Task to carry out
Write out the listing below in full and exactly, leaving out every picture.

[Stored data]
+ + + + + + +
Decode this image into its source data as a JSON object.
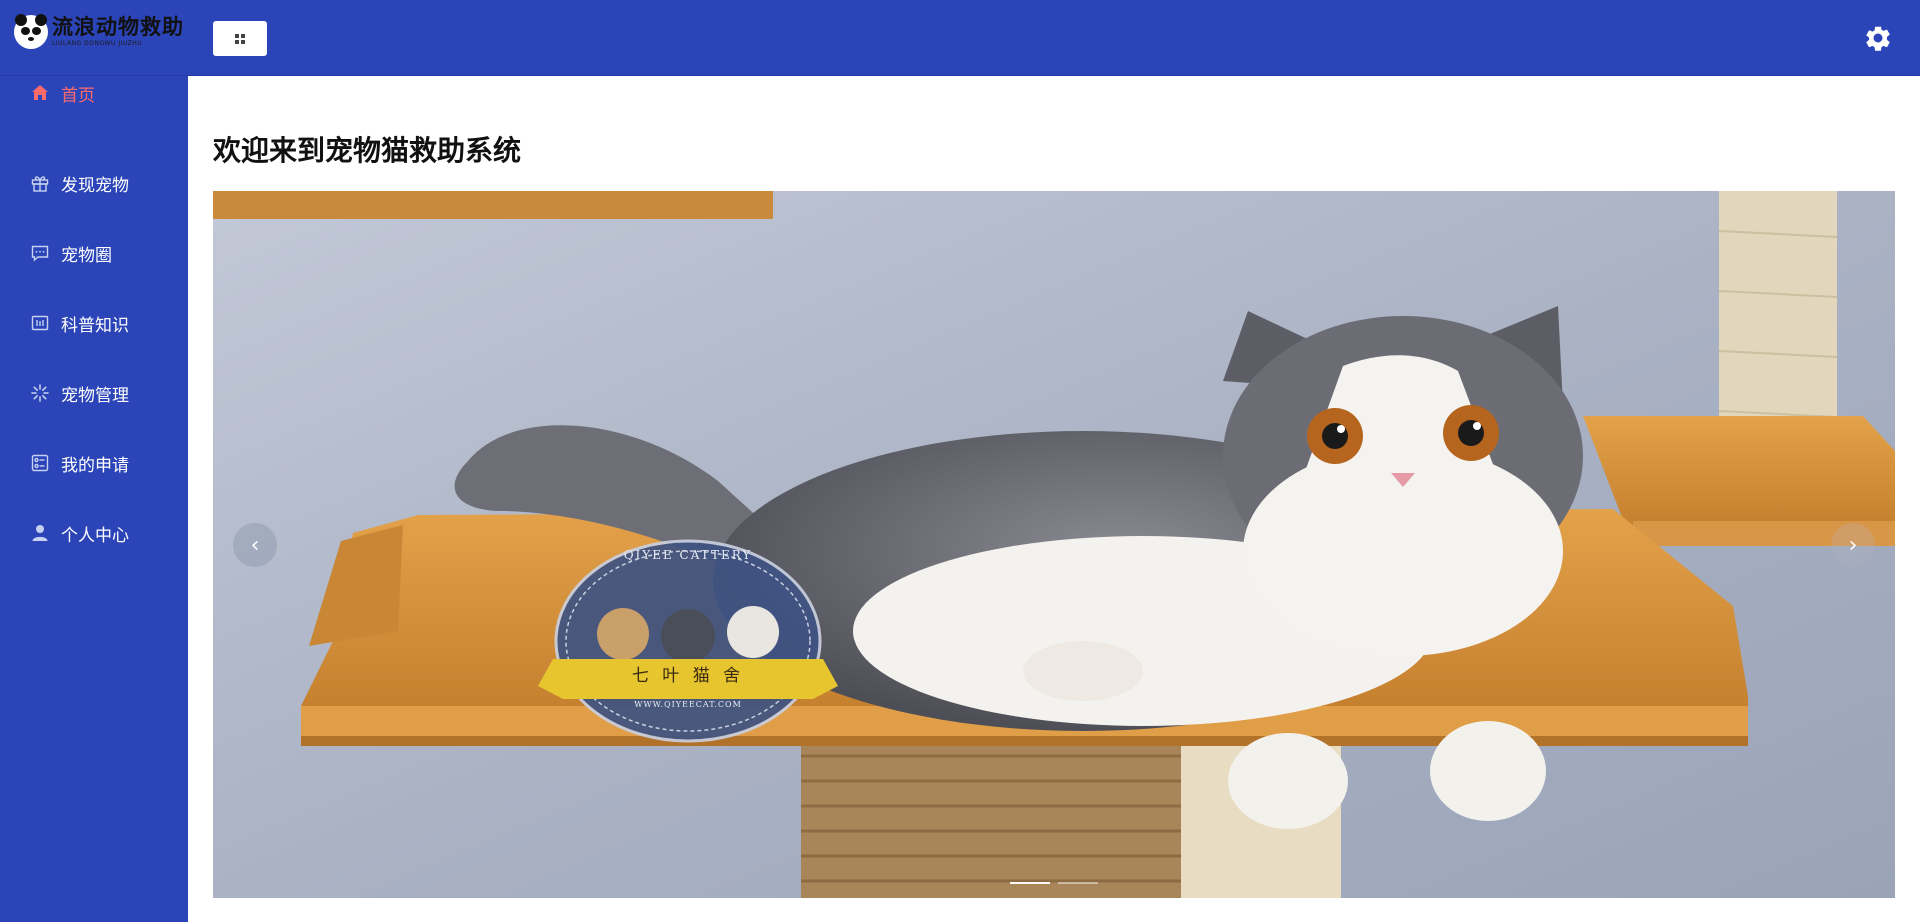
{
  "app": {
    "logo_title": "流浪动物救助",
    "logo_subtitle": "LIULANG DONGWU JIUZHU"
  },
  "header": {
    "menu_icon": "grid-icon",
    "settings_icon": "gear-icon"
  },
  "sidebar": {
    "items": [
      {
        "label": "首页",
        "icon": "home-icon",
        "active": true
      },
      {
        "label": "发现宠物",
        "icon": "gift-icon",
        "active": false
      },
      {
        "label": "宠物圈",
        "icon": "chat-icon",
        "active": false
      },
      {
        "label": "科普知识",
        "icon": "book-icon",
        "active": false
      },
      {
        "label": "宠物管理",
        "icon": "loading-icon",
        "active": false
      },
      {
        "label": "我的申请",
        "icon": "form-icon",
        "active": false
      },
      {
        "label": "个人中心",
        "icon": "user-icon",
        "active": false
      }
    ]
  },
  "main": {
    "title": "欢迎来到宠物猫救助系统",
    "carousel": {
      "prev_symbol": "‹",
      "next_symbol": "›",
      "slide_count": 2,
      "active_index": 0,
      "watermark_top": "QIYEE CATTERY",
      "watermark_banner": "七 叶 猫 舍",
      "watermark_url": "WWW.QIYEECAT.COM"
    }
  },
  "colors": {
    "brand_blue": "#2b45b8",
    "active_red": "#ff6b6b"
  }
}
+ + + + + + +
Task result
Decode this image into its source data as a JSON object.
{
  "app": {
    "logo_title": "流浪动物救助",
    "logo_subtitle": "LIULANG DONGWU JIUZHU"
  },
  "header": {
    "menu_icon": "grid-icon",
    "settings_icon": "gear-icon"
  },
  "sidebar": {
    "items": [
      {
        "label": "首页",
        "icon": "home-icon",
        "active": true
      },
      {
        "label": "发现宠物",
        "icon": "gift-icon",
        "active": false
      },
      {
        "label": "宠物圈",
        "icon": "chat-icon",
        "active": false
      },
      {
        "label": "科普知识",
        "icon": "book-icon",
        "active": false
      },
      {
        "label": "宠物管理",
        "icon": "loading-icon",
        "active": false
      },
      {
        "label": "我的申请",
        "icon": "form-icon",
        "active": false
      },
      {
        "label": "个人中心",
        "icon": "user-icon",
        "active": false
      }
    ]
  },
  "main": {
    "title": "欢迎来到宠物猫救助系统",
    "carousel": {
      "prev_symbol": "‹",
      "next_symbol": "›",
      "slide_count": 2,
      "active_index": 0,
      "watermark_top": "QIYEE CATTERY",
      "watermark_banner": "七 叶 猫 舍",
      "watermark_url": "WWW.QIYEECAT.COM"
    }
  },
  "colors": {
    "brand_blue": "#2b45b8",
    "active_red": "#ff6b6b"
  }
}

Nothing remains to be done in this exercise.